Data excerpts
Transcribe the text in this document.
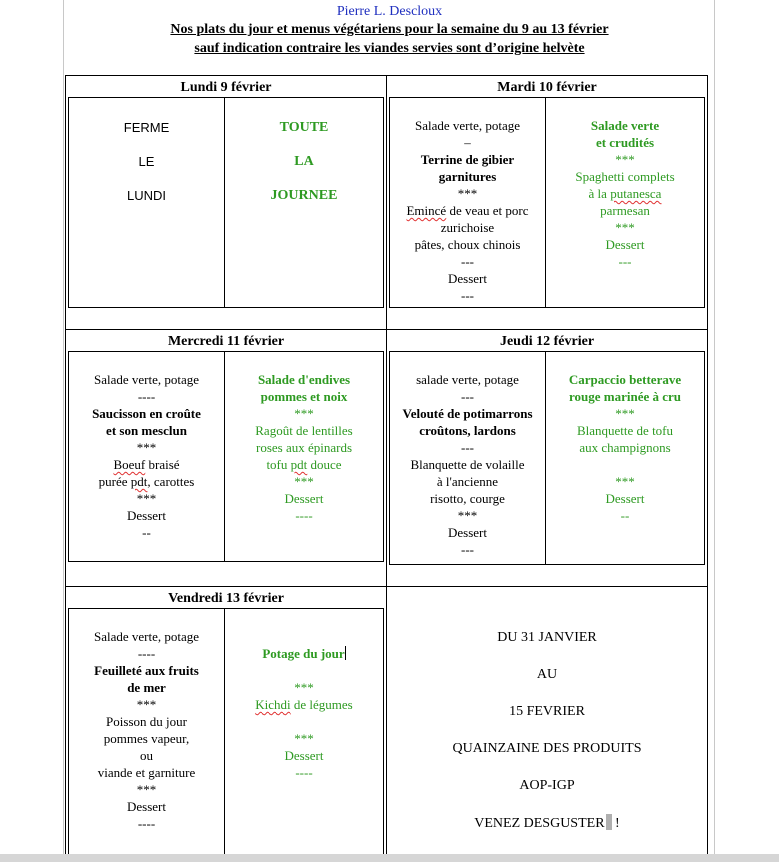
Pierre L. Descloux
Nos plats du jour et menus végétariens pour la semaine du 9 au 13 février
sauf indication contraire les viandes servies sont d’origine helvète
Lundi 9 février
FERME
LE
LUNDI
TOUTE
LA
JOURNEE
Mardi 10 février
Salade verte, potage
–
Terrine de gibier
garnitures
***
Emincé de veau et porc
zurichoise
pâtes, choux chinois
---
Dessert
---
Salade verte
et crudités
***
Spaghetti complets
à la putanesca
parmesan
***
Dessert
---
Mercredi 11 février
Salade verte, potage
----
Saucisson en croûte
et son mesclun
***
Boeuf braisé
purée pdt, carottes
***
Dessert
--
Salade d'endives
pommes et noix
***
Ragoût de lentilles
roses aux épinards
tofu pdt douce
***
Dessert
----
Jeudi 12 février
salade verte, potage
---
Velouté de potimarrons
croûtons, lardons
---
Blanquette de volaille
à l'ancienne
risotto, courge
***
Dessert
---
Carpaccio betterave
rouge marinée à cru
***
Blanquette de tofu
aux champignons
***
Dessert
--
Vendredi 13 février
Salade verte, potage
----
Feuilleté aux fruits
de mer
***
Poisson du jour
pommes vapeur,
ou
viande et garniture
***
Dessert
----
Potage du jour
***
Kichdi de légumes
***
Dessert
----
DU 31 JANVIER
AU
15 FEVRIER
QUAINZAINE DES PRODUITS
AOP-IGP
VENEZ DESGUSTER !
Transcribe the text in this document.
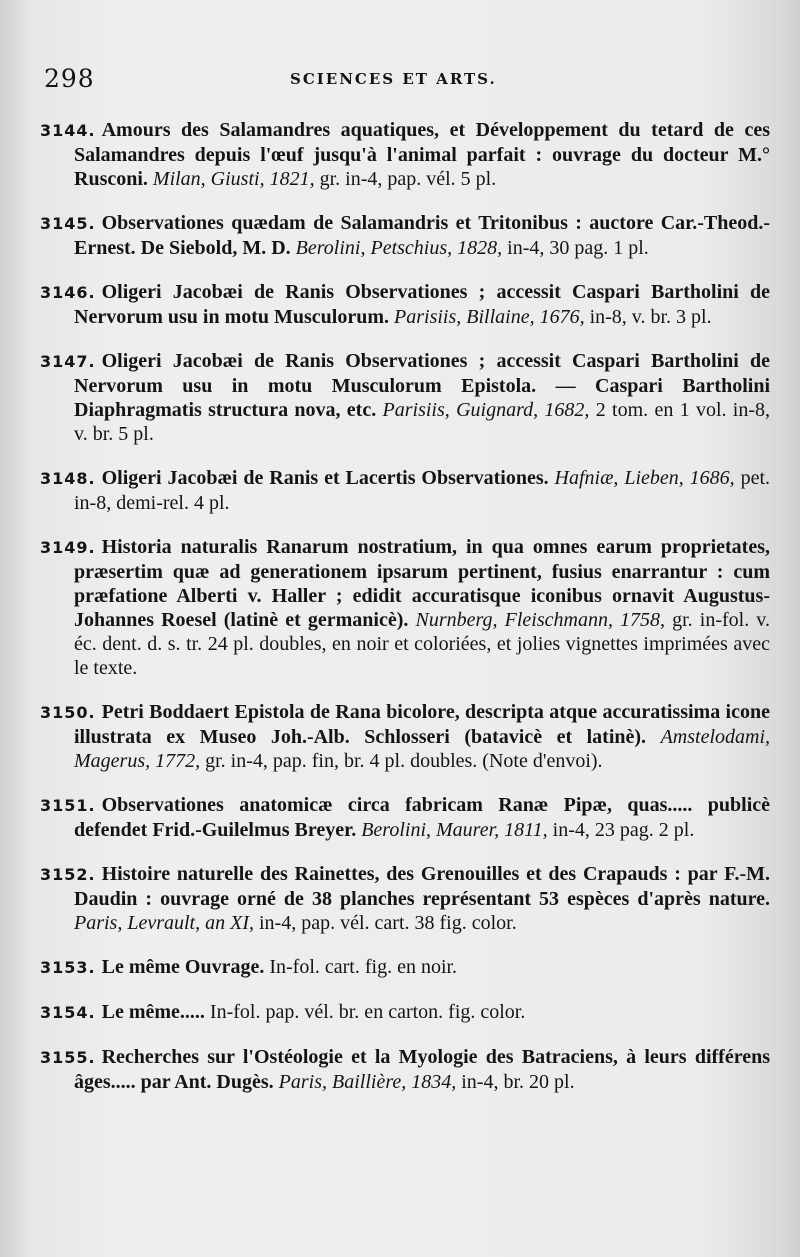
298	SCIENCES ET ARTS.

3144. Amours des Salamandres aquatiques, et Développement du tetard de ces Salamandres depuis l'œuf jusqu'à l'animal parfait : ouvrage du docteur M.° Rusconi. Milan, Giusti, 1821, gr. in-4, pap. vél. 5 pl.

3145. Observationes quædam de Salamandris et Tritonibus : auctore Car.-Theod.-Ernest. De Siebold, M. D. Berolini, Petschius, 1828, in-4, 30 pag. 1 pl.

3146. Oligeri Jacobæi de Ranis Observationes ; accessit Caspari Bartholini de Nervorum usu in motu Musculorum. Parisiis, Billaine, 1676, in-8, v. br. 3 pl.

3147. Oligeri Jacobæi de Ranis Observationes ; accessit Caspari Bartholini de Nervorum usu in motu Musculorum Epistola. — Caspari Bartholini Diaphragmatis structura nova, etc. Parisiis, Guignard, 1682, 2 tom. en 1 vol. in-8, v. br. 5 pl.

3148. Oligeri Jacobæi de Ranis et Lacertis Observationes. Hafniæ, Lieben, 1686, pet. in-8, demi-rel. 4 pl.

3149. Historia naturalis Ranarum nostratium, in qua omnes earum proprietates, præsertim quæ ad generationem ipsarum pertinent, fusius enarrantur : cum præfatione Alberti v. Haller ; edidit accuratisque iconibus ornavit Augustus-Johannes Roesel (latinè et germanicè). Nurnberg, Fleischmann, 1758, gr. in-fol. v. éc. dent. d. s. tr. 24 pl. doubles, en noir et coloriées, et jolies vignettes imprimées avec le texte.

3150. Petri Boddaert Epistola de Rana bicolore, descripta atque accuratissima icone illustrata ex Museo Joh.-Alb. Schlosseri (batavicè et latinè). Amstelodami, Magerus, 1772, gr. in-4, pap. fin, br. 4 pl. doubles. (Note d'envoi).

3151. Observationes anatomicæ circa fabricam Ranæ Pipæ, quas..... publicè defendet Frid.-Guilelmus Breyer. Berolini, Maurer, 1811, in-4, 23 pag. 2 pl.

3152. Histoire naturelle des Rainettes, des Grenouilles et des Crapauds : par F.-M. Daudin : ouvrage orné de 38 planches représentant 53 espèces d'après nature. Paris, Levrault, an XI, in-4, pap. vél. cart. 38 fig. color.

3153. Le même Ouvrage. In-fol. cart. fig. en noir.

3154. Le même..... In-fol. pap. vél. br. en carton. fig. color.

3155. Recherches sur l'Ostéologie et la Myologie des Batraciens, à leurs différens âges..... par Ant. Dugès. Paris, Baillière, 1834, in-4, br. 20 pl.
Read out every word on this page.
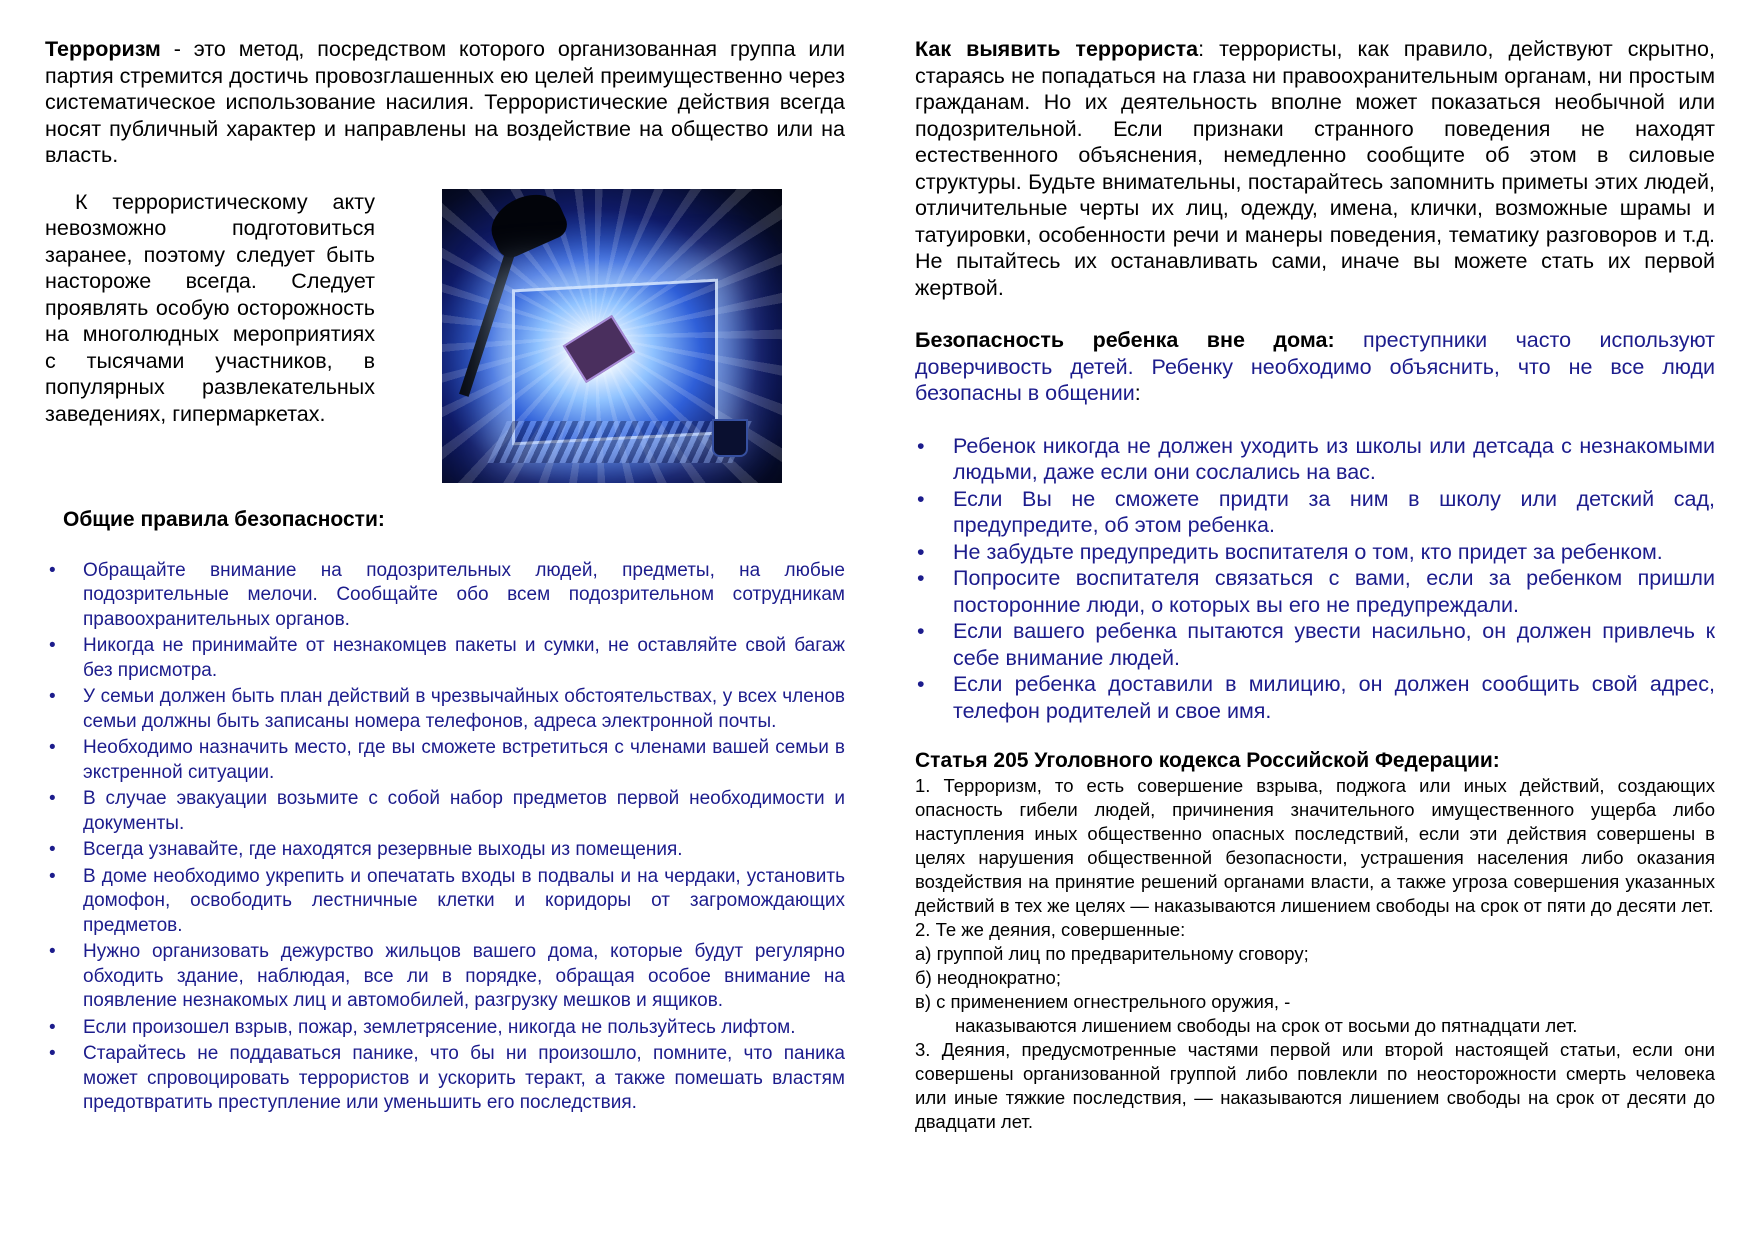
Терроризм - это метод, посредством которого организованная группа или партия стремится достичь провозглашенных ею целей преимущественно через систематическое использование насилия. Террористические действия всегда носят публичный характер и направлены на воздействие на общество или на власть.

К террористическому акту невозможно подготовиться заранее, поэтому следует быть настороже всегда. Следует проявлять особую осторожность на многолюдных мероприятиях с тысячами участников, в популярных развлекательных заведениях, гипермаркетах.

Общие правила безопасности:

• Обращайте внимание на подозрительных людей, предметы, на любые подозрительные мелочи. Сообщайте обо всем подозрительном сотрудникам правоохранительных органов.
• Никогда не принимайте от незнакомцев пакеты и сумки, не оставляйте свой багаж без присмотра.
• У семьи должен быть план действий в чрезвычайных обстоятельствах, у всех членов семьи должны быть записаны номера телефонов, адреса электронной почты.
• Необходимо назначить место, где вы сможете встретиться с членами вашей семьи в экстренной ситуации.
• В случае эвакуации возьмите с собой набор предметов первой необходимости и документы.
• Всегда узнавайте, где находятся резервные выходы из помещения.
• В доме необходимо укрепить и опечатать входы в подвалы и на чердаки, установить домофон, освободить лестничные клетки и коридоры от загромождающих предметов.
• Нужно организовать дежурство жильцов вашего дома, которые будут регулярно обходить здание, наблюдая, все ли в порядке, обращая особое внимание на появление незнакомых лиц и автомобилей, разгрузку мешков и ящиков.
• Если произошел взрыв, пожар, землетрясение, никогда не пользуйтесь лифтом.
• Старайтесь не поддаваться панике, что бы ни произошло, помните, что паника может спровоцировать террористов и ускорить теракт, а также помешать властям предотвратить преступление или уменьшить его последствия.

Как выявить террориста: террористы, как правило, действуют скрытно, стараясь не попадаться на глаза ни правоохранительным органам, ни простым гражданам. Но их деятельность вполне может показаться необычной или подозрительной. Если признаки странного поведения не находят естественного объяснения, немедленно сообщите об этом в силовые структуры. Будьте внимательны, постарайтесь запомнить приметы этих людей, отличительные черты их лиц, одежду, имена, клички, возможные шрамы и татуировки, особенности речи и манеры поведения, тематику разговоров и т.д. Не пытайтесь их останавливать сами, иначе вы можете стать их первой жертвой.

Безопасность ребенка вне дома: преступники часто используют доверчивость детей. Ребенку необходимо объяснить, что не все люди безопасны в общении:

• Ребенок никогда не должен уходить из школы или детсада с незнакомыми людьми, даже если они сослались на вас.
• Если Вы не сможете придти за ним в школу или детский сад, предупредите, об этом ребенка.
• Не забудьте предупредить воспитателя о том, кто придет за ребенком.
• Попросите воспитателя связаться с вами, если за ребенком пришли посторонние люди, о которых вы его не предупреждали.
• Если вашего ребенка пытаются увести насильно, он должен привлечь к себе внимание людей.
• Если ребенка доставили в милицию, он должен сообщить свой адрес, телефон родителей и свое имя.

Статья 205 Уголовного кодекса Российской Федерации:

1. Терроризм, то есть совершение взрыва, поджога или иных действий, создающих опасность гибели людей, причинения значительного имущественного ущерба либо наступления иных общественно опасных последствий, если эти действия совершены в целях нарушения общественной безопасности, устрашения населения либо оказания воздействия на принятие решений органами власти, а также угроза совершения указанных действий в тех же целях — наказываются лишением свободы на срок от пяти до десяти лет.

2. Те же деяния, совершенные:

а) группой лиц по предварительному сговору;

б) неоднократно;

в) с применением огнестрельного оружия, -

наказываются лишением свободы на срок от восьми до пятнадцати лет.

3. Деяния, предусмотренные частями первой или второй настоящей статьи, если они совершены организованной группой либо повлекли по неосторожности смерть человека или иные тяжкие последствия, — наказываются лишением свободы на срок от десяти до двадцати лет.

TASK PROMPT:
Return all lines containing the word "Blanquette".

RESULT BELOW:
Blanquette de volaille
Blanquette de tofu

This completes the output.